▶ **DATA SHOWN**
↓↓↓

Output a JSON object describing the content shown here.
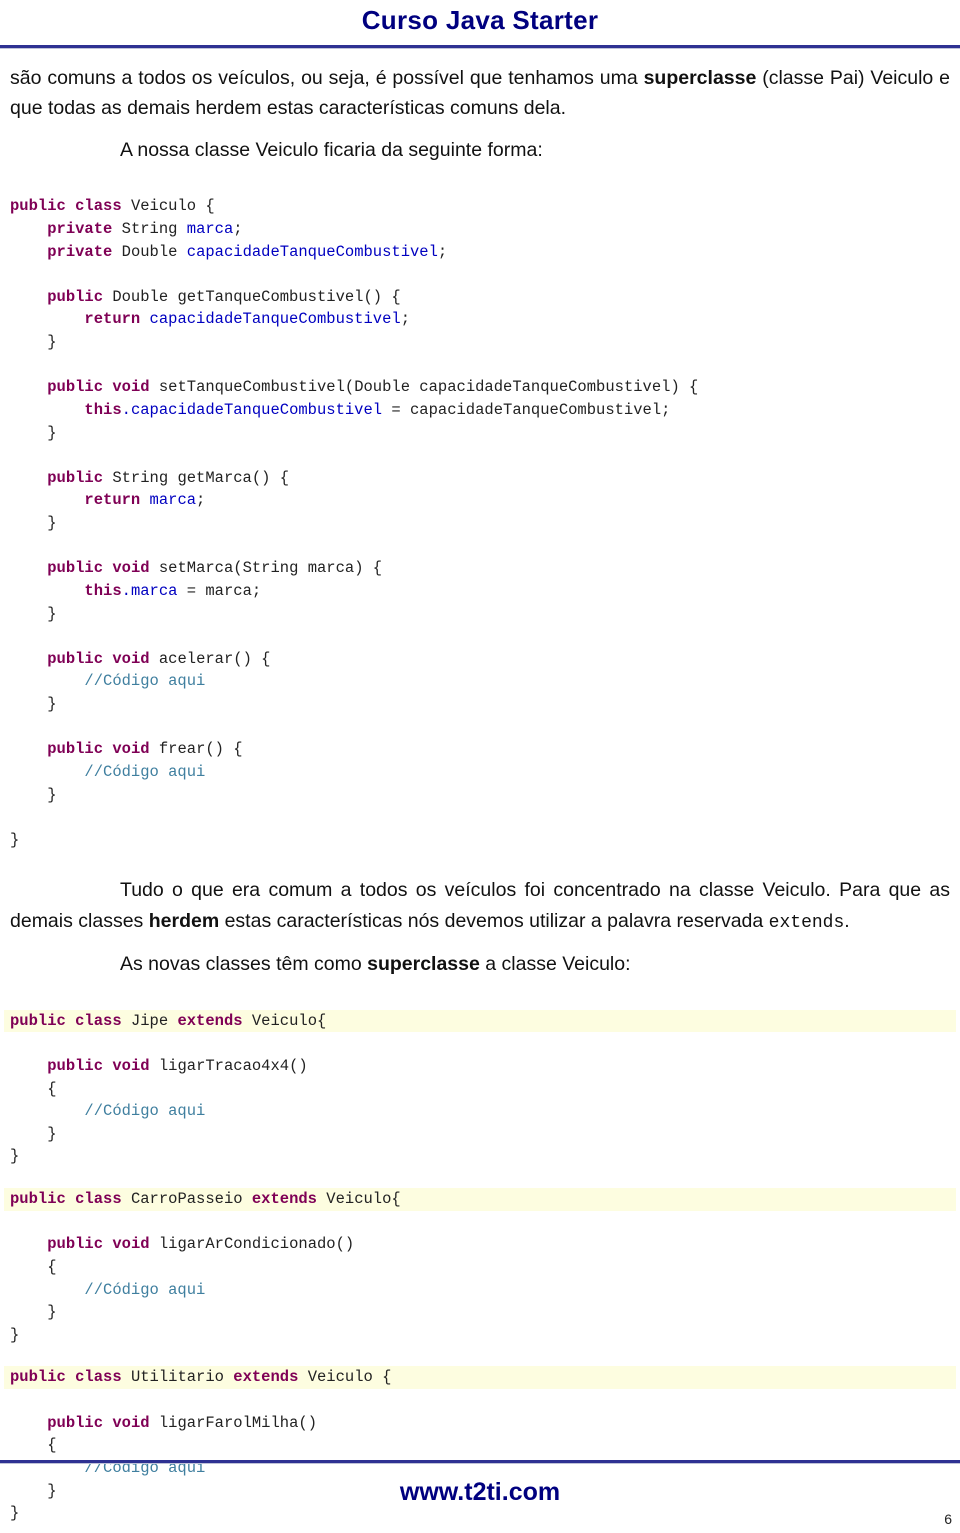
{
  "header": {
    "title": "Curso Java Starter"
  },
  "paragraphs": {
    "p1_a": "são comuns a todos os veículos, ou seja, é possível que tenhamos uma ",
    "p1_b": "superclasse",
    "p1_c": " (classe Pai) Veiculo e que todas as demais herdem estas características comuns dela.",
    "p2": "A nossa classe Veiculo ficaria da seguinte forma:",
    "p3_a": "Tudo o que era comum a todos os veículos foi concentrado na classe Veiculo. Para que as demais classes ",
    "p3_b": "herdem",
    "p3_c": " estas características nós devemos utilizar a palavra reservada ",
    "p3_d": "extends",
    "p3_e": ".",
    "p4_a": "As novas classes têm como ",
    "p4_b": "superclasse",
    "p4_c": " a classe Veiculo:"
  },
  "code_veiculo": {
    "l1_kw1": "public",
    "l1_kw2": "class",
    "l1_rest": " Veiculo {",
    "l2_kw": "private",
    "l2_mid": " String ",
    "l2_field": "marca",
    "l2_end": ";",
    "l3_kw": "private",
    "l3_mid": " Double ",
    "l3_field": "capacidadeTanqueCombustivel",
    "l3_end": ";",
    "l4_kw": "public",
    "l4_rest": " Double getTanqueCombustivel() {",
    "l5_kw": "return",
    "l5_field": " capacidadeTanqueCombustivel",
    "l5_end": ";",
    "l6": "}",
    "l7_kw1": "public",
    "l7_kw2": "void",
    "l7_rest": " setTanqueCombustivel(Double capacidadeTanqueCombustivel) {",
    "l8_kw": "this",
    "l8_field": ".capacidadeTanqueCombustivel",
    "l8_end": " = capacidadeTanqueCombustivel;",
    "l9": "}",
    "l10_kw": "public",
    "l10_rest": " String getMarca() {",
    "l11_kw": "return",
    "l11_field": " marca",
    "l11_end": ";",
    "l12": "}",
    "l13_kw1": "public",
    "l13_kw2": "void",
    "l13_rest": " setMarca(String marca) {",
    "l14_kw": "this",
    "l14_field": ".marca",
    "l14_end": " = marca;",
    "l15": "}",
    "l16_kw1": "public",
    "l16_kw2": "void",
    "l16_rest": " acelerar() {",
    "l17_cmt": "//Código aqui",
    "l18": "}",
    "l19_kw1": "public",
    "l19_kw2": "void",
    "l19_rest": " frear() {",
    "l20_cmt": "//Código aqui",
    "l21": "}",
    "l22": "}"
  },
  "code_jipe": {
    "header_kw1": "public",
    "header_kw2": "class",
    "header_name": " Jipe ",
    "header_kw3": "extends",
    "header_rest": " Veiculo{",
    "m_kw1": "public",
    "m_kw2": "void",
    "m_rest": " ligarTracao4x4()",
    "open": "{",
    "cmt": "//Código aqui",
    "close": "}",
    "close2": "}"
  },
  "code_carro": {
    "header_kw1": "public",
    "header_kw2": "class",
    "header_name": " CarroPasseio ",
    "header_kw3": "extends",
    "header_rest": " Veiculo{",
    "m_kw1": "public",
    "m_kw2": "void",
    "m_rest": " ligarArCondicionado()",
    "open": "{",
    "cmt": "//Código aqui",
    "close": "}",
    "close2": "}"
  },
  "code_utilitario": {
    "header_kw1": "public",
    "header_kw2": "class",
    "header_name": " Utilitario ",
    "header_kw3": "extends",
    "header_rest": " Veiculo {",
    "m_kw1": "public",
    "m_kw2": "void",
    "m_rest": " ligarFarolMilha()",
    "open": "{",
    "cmt": "//Código aqui",
    "close": "}",
    "close2": "}"
  },
  "footer": {
    "site": "www.t2ti.com",
    "page": "6"
  },
  "colors": {
    "title": "#00007f",
    "rule": "#2e3192",
    "keyword": "#7f0055",
    "field": "#0000c0",
    "comment": "#3f7f9f",
    "code_band": "#fdfde0"
  }
}
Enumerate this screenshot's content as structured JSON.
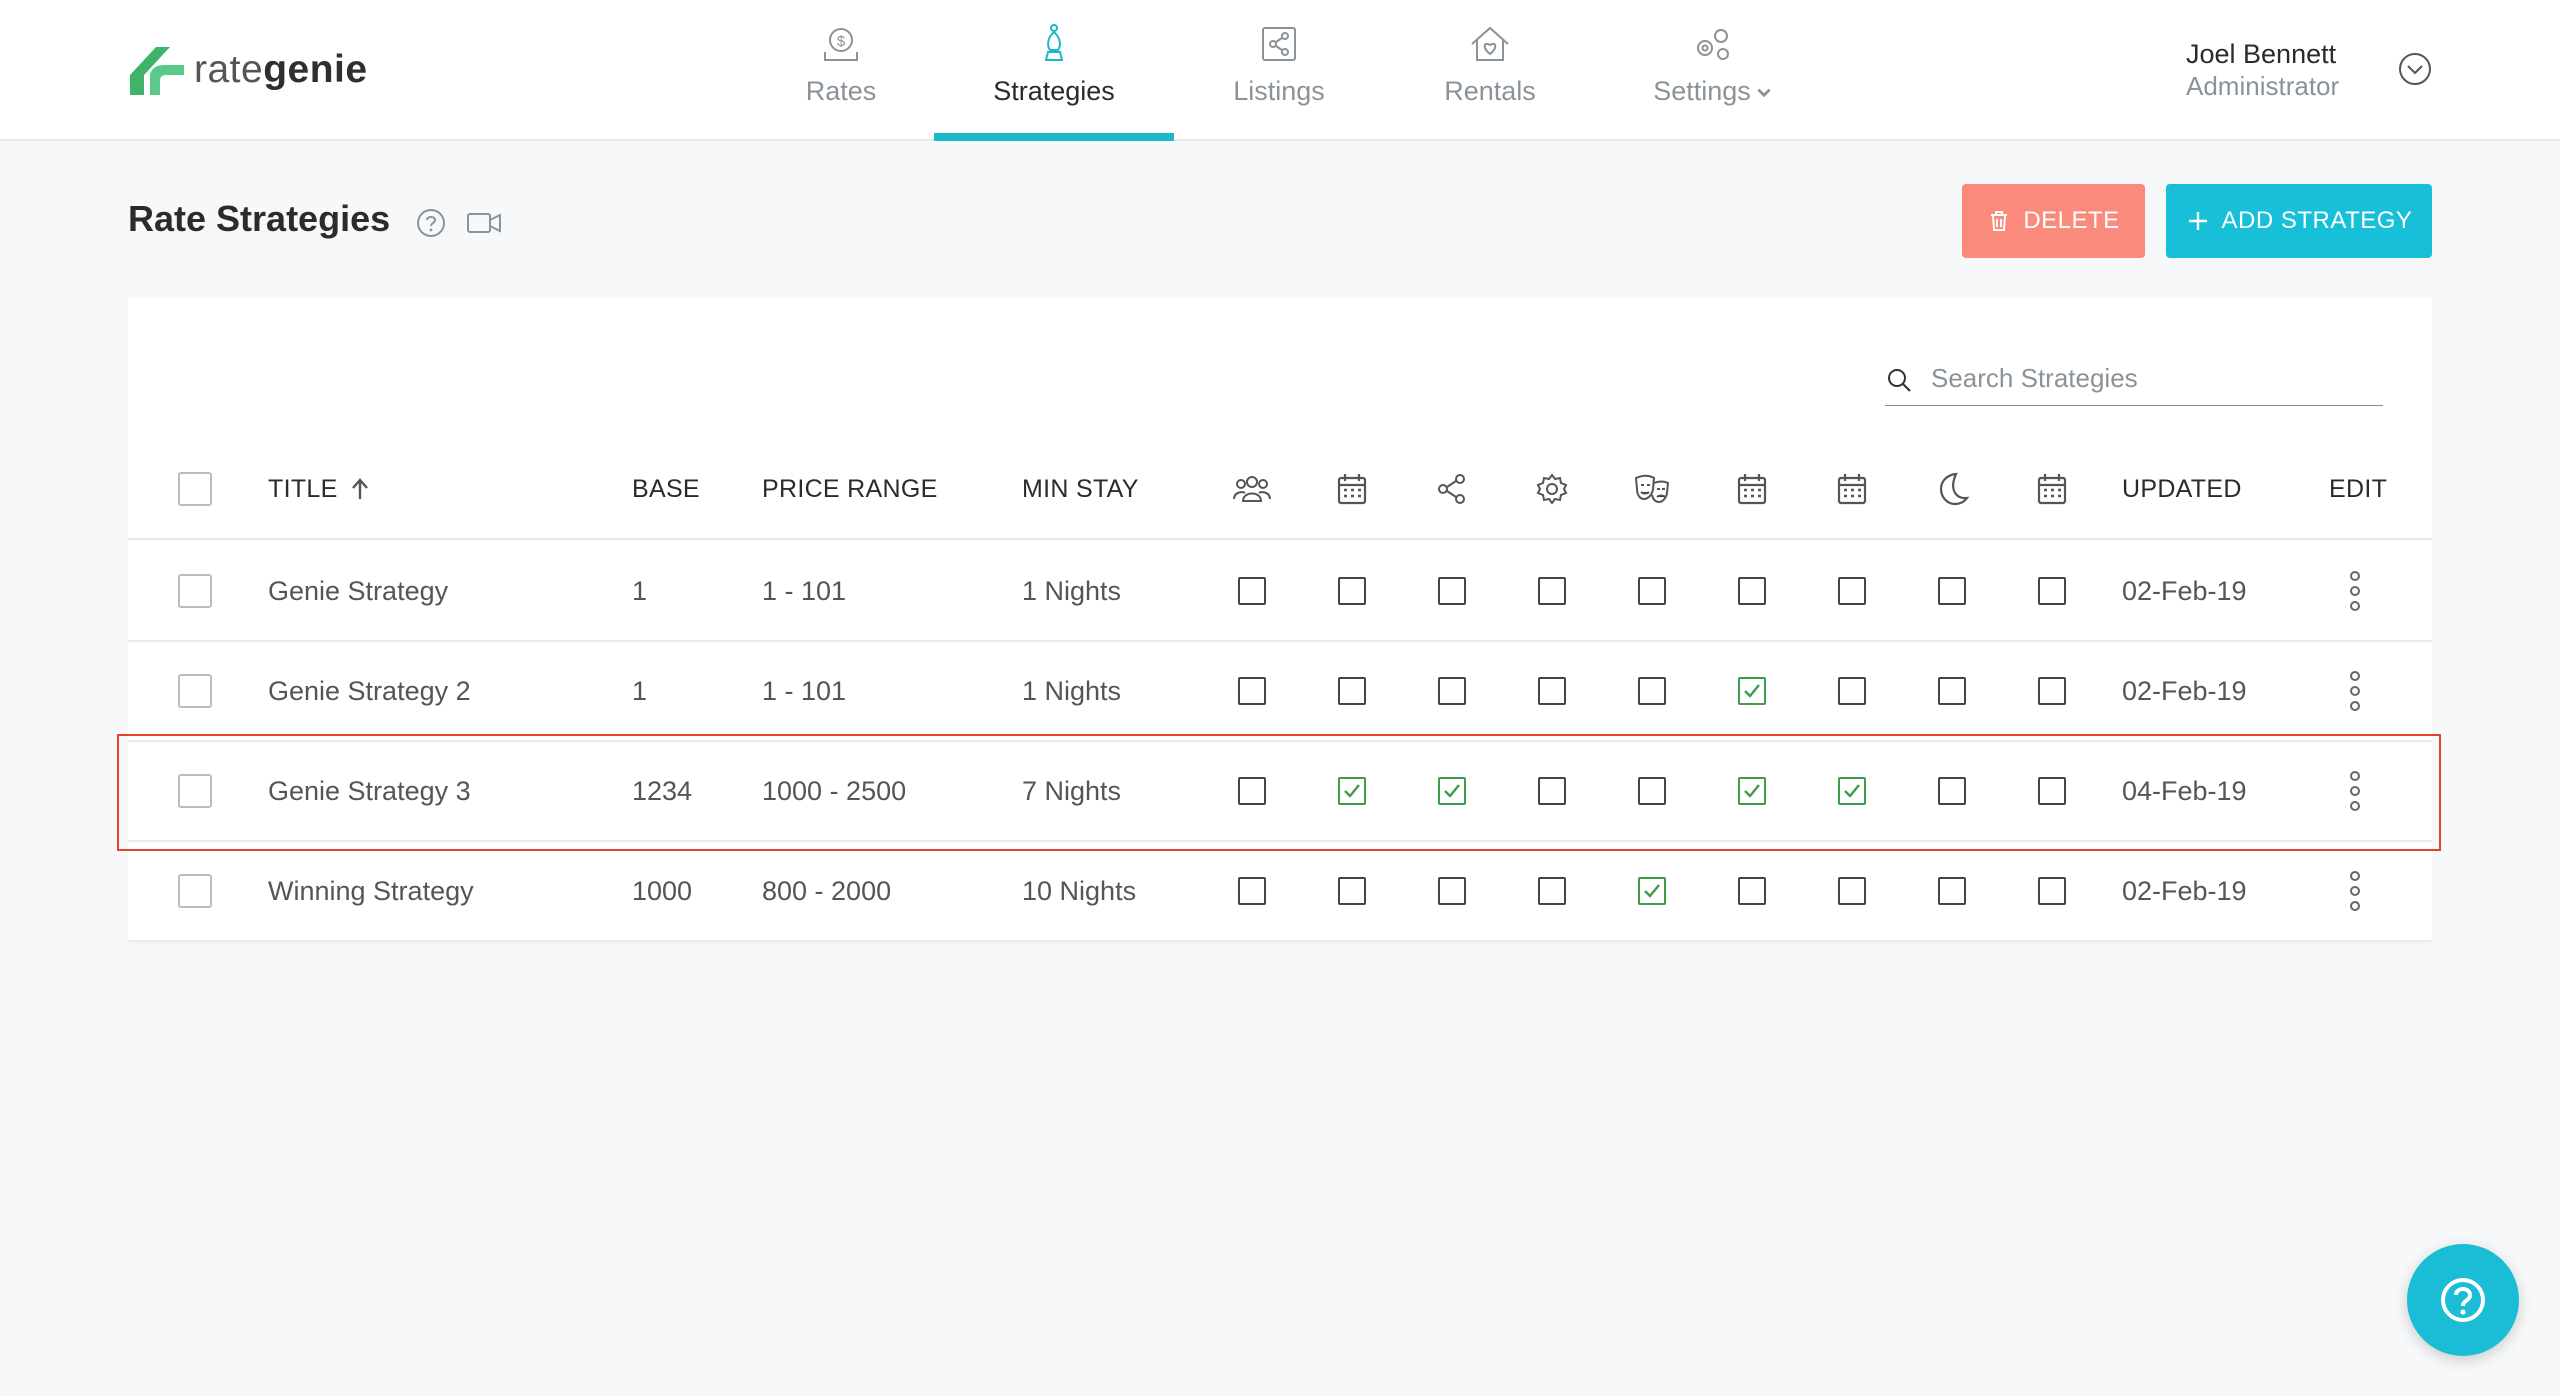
{
  "brand": {
    "part1": "rate",
    "part2": "genie",
    "accent": "#1bb8c8",
    "logo_green": "#3fb36a"
  },
  "nav": {
    "items": [
      {
        "label": "Rates",
        "icon": "money-icon"
      },
      {
        "label": "Strategies",
        "icon": "chess-bishop-icon",
        "active": true
      },
      {
        "label": "Listings",
        "icon": "share-listings-icon"
      },
      {
        "label": "Rentals",
        "icon": "house-heart-icon"
      },
      {
        "label": "Settings",
        "icon": "gears-icon"
      }
    ]
  },
  "user": {
    "name": "Joel Bennett",
    "role": "Administrator"
  },
  "page": {
    "title": "Rate Strategies"
  },
  "buttons": {
    "delete": "DELETE",
    "add": "ADD STRATEGY"
  },
  "search": {
    "placeholder": "Search Strategies",
    "value": ""
  },
  "table": {
    "columns": {
      "title": "TITLE",
      "base": "BASE",
      "price_range": "PRICE RANGE",
      "min_stay": "MIN STAY",
      "updated": "UPDATED",
      "edit": "EDIT"
    },
    "icon_columns": [
      "group-icon",
      "calendar-icon",
      "share-icon",
      "gear-icon",
      "theater-masks-icon",
      "calendar-icon",
      "calendar-icon",
      "moon-icon",
      "calendar-icon"
    ],
    "rows": [
      {
        "title": "Genie Strategy",
        "base": "1",
        "price_range": "1 - 101",
        "min_stay": "1 Nights",
        "flags": [
          false,
          false,
          false,
          false,
          false,
          false,
          false,
          false,
          false
        ],
        "updated": "02-Feb-19"
      },
      {
        "title": "Genie Strategy 2",
        "base": "1",
        "price_range": "1 - 101",
        "min_stay": "1 Nights",
        "flags": [
          false,
          false,
          false,
          false,
          false,
          true,
          false,
          false,
          false
        ],
        "updated": "02-Feb-19"
      },
      {
        "title": "Genie Strategy 3",
        "base": "1234",
        "price_range": "1000 - 2500",
        "min_stay": "7 Nights",
        "flags": [
          false,
          true,
          true,
          false,
          false,
          true,
          true,
          false,
          false
        ],
        "updated": "04-Feb-19"
      },
      {
        "title": "Winning Strategy",
        "base": "1000",
        "price_range": "800 - 2000",
        "min_stay": "10 Nights",
        "flags": [
          false,
          false,
          false,
          false,
          true,
          false,
          false,
          false,
          false
        ],
        "updated": "02-Feb-19"
      }
    ]
  }
}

↑↑↑

▶ **REQUIREMENTS**
Work out how many lines of the data above contain the string "veículos" and give the number alone.

▶ **CORRECT RESPONSE**
2